Your answer should hold the data exactly as given, minus any picture.
□ □ □
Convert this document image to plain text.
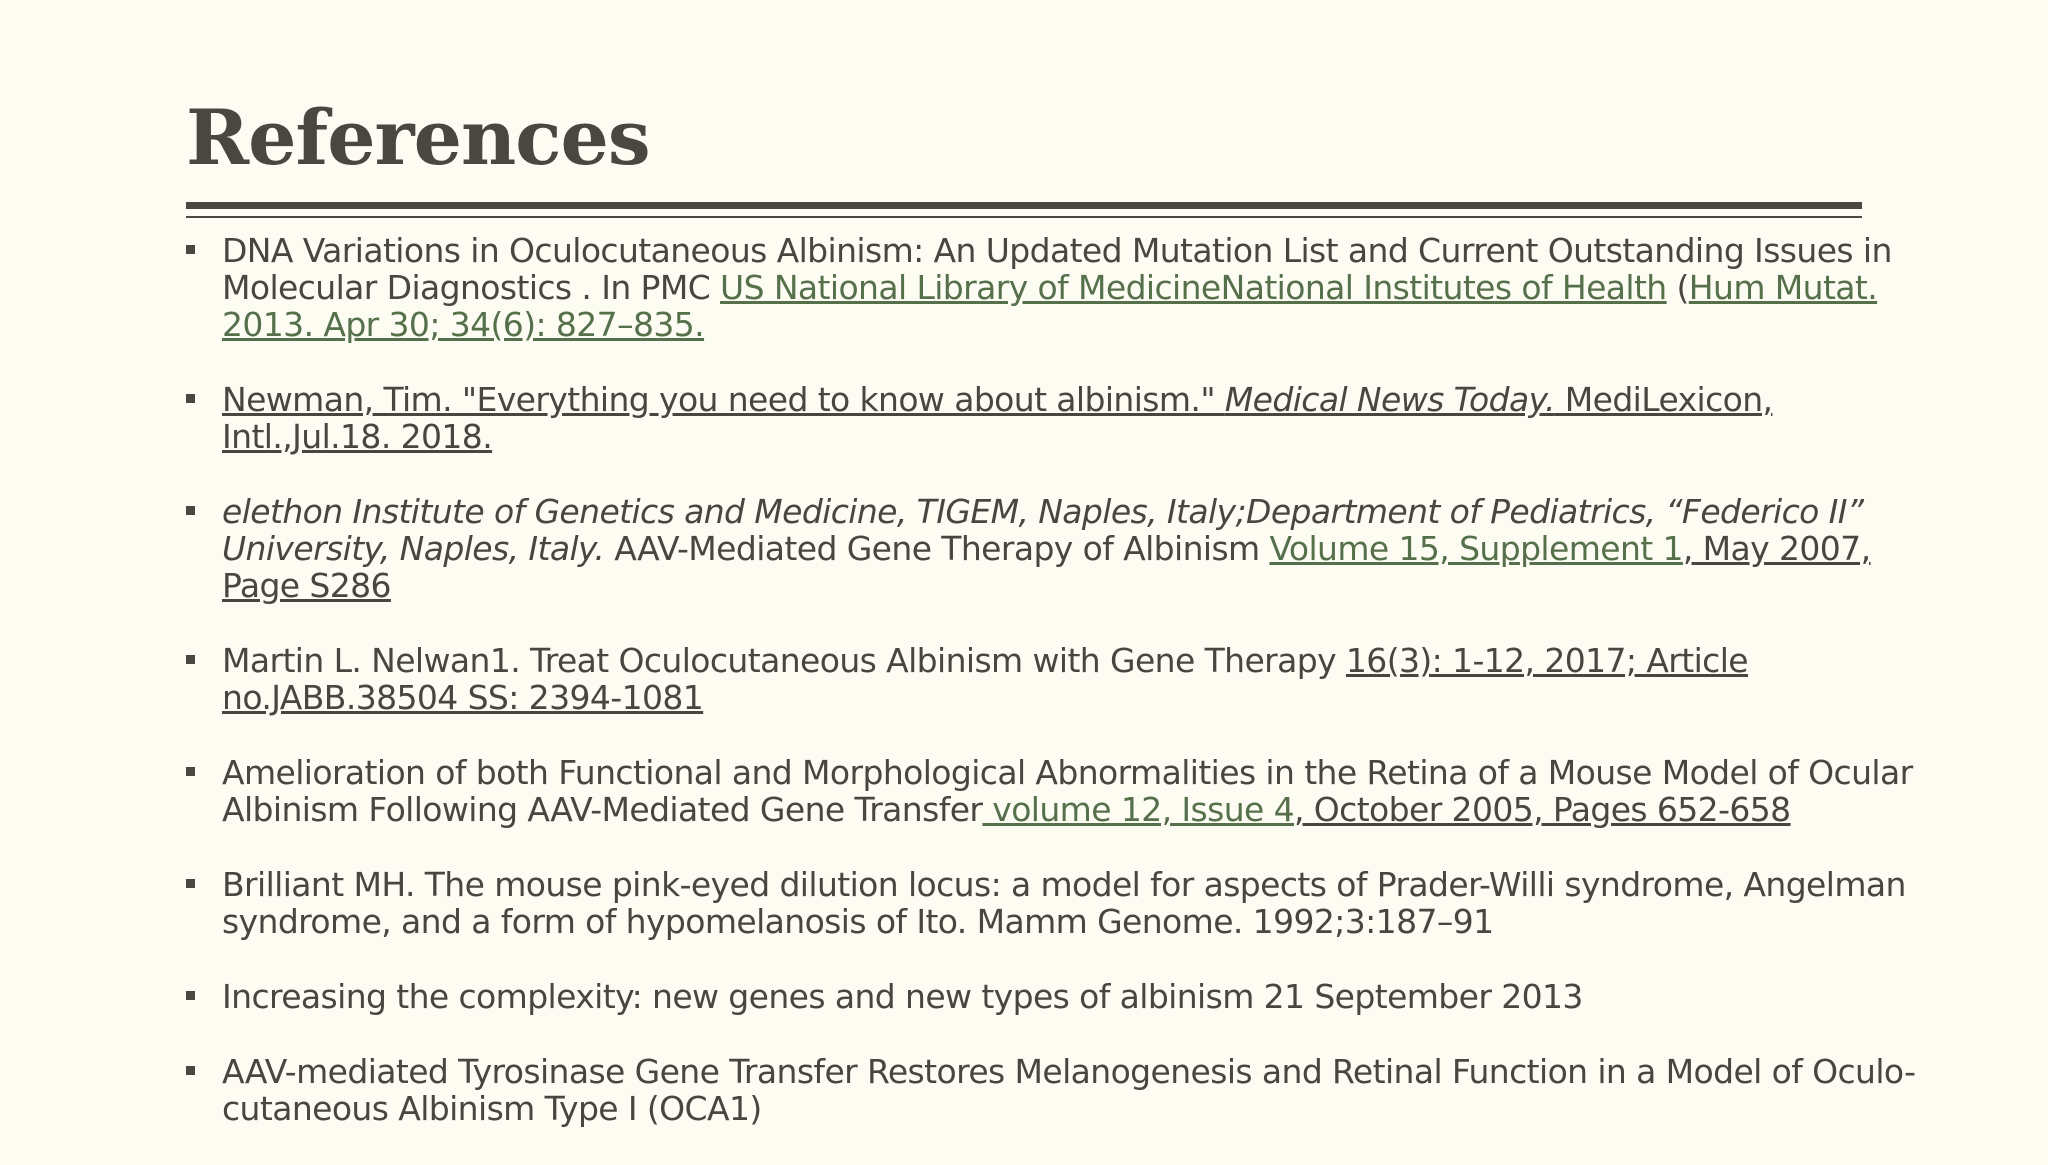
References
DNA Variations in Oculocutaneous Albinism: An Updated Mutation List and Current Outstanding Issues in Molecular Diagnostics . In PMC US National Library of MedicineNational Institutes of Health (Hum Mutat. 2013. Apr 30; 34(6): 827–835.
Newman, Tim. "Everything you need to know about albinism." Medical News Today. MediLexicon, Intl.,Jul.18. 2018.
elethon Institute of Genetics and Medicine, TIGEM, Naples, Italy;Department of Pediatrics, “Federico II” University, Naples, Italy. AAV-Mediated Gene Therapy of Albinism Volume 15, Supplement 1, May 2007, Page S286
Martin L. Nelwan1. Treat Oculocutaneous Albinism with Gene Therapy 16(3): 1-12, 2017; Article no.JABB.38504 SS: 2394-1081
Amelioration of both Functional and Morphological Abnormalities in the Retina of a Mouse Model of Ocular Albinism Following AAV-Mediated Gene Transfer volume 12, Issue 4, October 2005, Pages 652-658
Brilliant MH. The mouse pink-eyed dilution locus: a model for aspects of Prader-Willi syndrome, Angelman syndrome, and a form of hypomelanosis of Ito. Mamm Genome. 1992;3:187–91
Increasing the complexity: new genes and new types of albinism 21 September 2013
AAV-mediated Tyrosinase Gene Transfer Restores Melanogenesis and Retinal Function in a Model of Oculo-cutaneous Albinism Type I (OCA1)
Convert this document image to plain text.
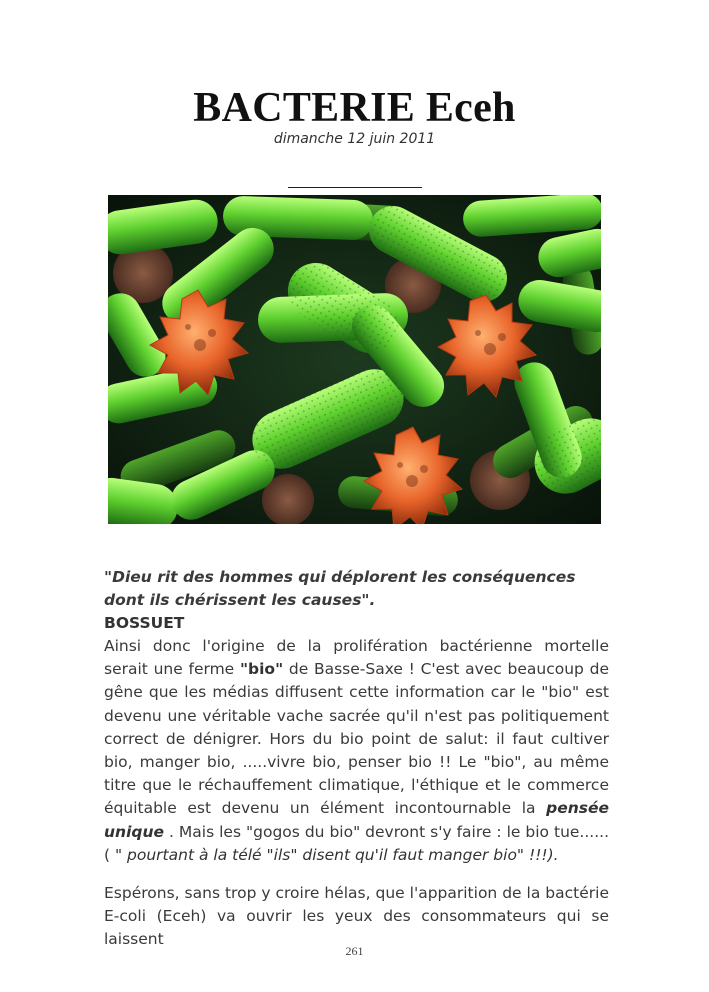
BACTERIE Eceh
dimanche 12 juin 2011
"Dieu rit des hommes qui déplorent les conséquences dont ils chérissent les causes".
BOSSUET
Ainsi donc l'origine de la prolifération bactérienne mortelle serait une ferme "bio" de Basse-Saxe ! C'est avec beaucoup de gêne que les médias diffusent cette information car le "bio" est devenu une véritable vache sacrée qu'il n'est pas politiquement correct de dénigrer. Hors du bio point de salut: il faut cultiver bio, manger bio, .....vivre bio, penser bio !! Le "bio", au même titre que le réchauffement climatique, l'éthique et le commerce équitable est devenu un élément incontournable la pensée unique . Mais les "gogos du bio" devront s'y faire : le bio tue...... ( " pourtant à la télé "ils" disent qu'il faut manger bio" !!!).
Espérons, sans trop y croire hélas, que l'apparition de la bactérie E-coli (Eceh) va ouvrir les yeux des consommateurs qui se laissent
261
□ □ □
▶ **Response area**
Convert this document image to plain text.
References
DNA Variations in Oculocutaneous Albinism: An Updated Mutation List and Current Outstanding Issues in Molecular Diagnostics . In PMC US National Library of MedicineNational Institutes of Health (Hum Mutat. 2013. Apr 30; 34(6): 827–835.
Newman, Tim. "Everything you need to know about albinism." Medical News Today. MediLexicon, Intl.,Jul.18. 2018.
elethon Institute of Genetics and Medicine, TIGEM, Naples, Italy;Department of Pediatrics, “Federico II” University, Naples, Italy. AAV-Mediated Gene Therapy of Albinism Volume 15, Supplement 1, May 2007, Page S286
Martin L. Nelwan1. Treat Oculocutaneous Albinism with Gene Therapy 16(3): 1-12, 2017; Article no.JABB.38504 SS: 2394-1081
Amelioration of both Functional and Morphological Abnormalities in the Retina of a Mouse Model of Ocular Albinism Following AAV-Mediated Gene Transfer volume 12, Issue 4, October 2005, Pages 652-658
Brilliant MH. The mouse pink-eyed dilution locus: a model for aspects of Prader-Willi syndrome, Angelman syndrome, and a form of hypomelanosis of Ito. Mamm Genome. 1992;3:187–91
Increasing the complexity: new genes and new types of albinism 21 September 2013
AAV-mediated Tyrosinase Gene Transfer Restores Melanogenesis and Retinal Function in a Model of Oculo-cutaneous Albinism Type I (OCA1)
Convert this document image to plain text.
BACTERIE Eceh
dimanche 12 juin 2011
"Dieu rit des hommes qui déplorent les conséquences dont ils chérissent les causes".
BOSSUET
Ainsi donc l'origine de la prolifération bactérienne mortelle serait une ferme "bio" de Basse-Saxe ! C'est avec beaucoup de gêne que les médias diffusent cette information car le "bio" est devenu une véritable vache sacrée qu'il n'est pas politiquement correct de dénigrer. Hors du bio point de salut: il faut cultiver bio, manger bio, .....vivre bio, penser bio !! Le "bio", au même titre que le réchauffement climatique, l'éthique et le commerce équitable est devenu un élément incontournable la pensée unique . Mais les "gogos du bio" devront s'y faire : le bio tue...... ( " pourtant à la télé "ils" disent qu'il faut manger bio" !!!).
Espérons, sans trop y croire hélas, que l'apparition de la bactérie E-coli (Eceh) va ouvrir les yeux des consommateurs qui se laissent
261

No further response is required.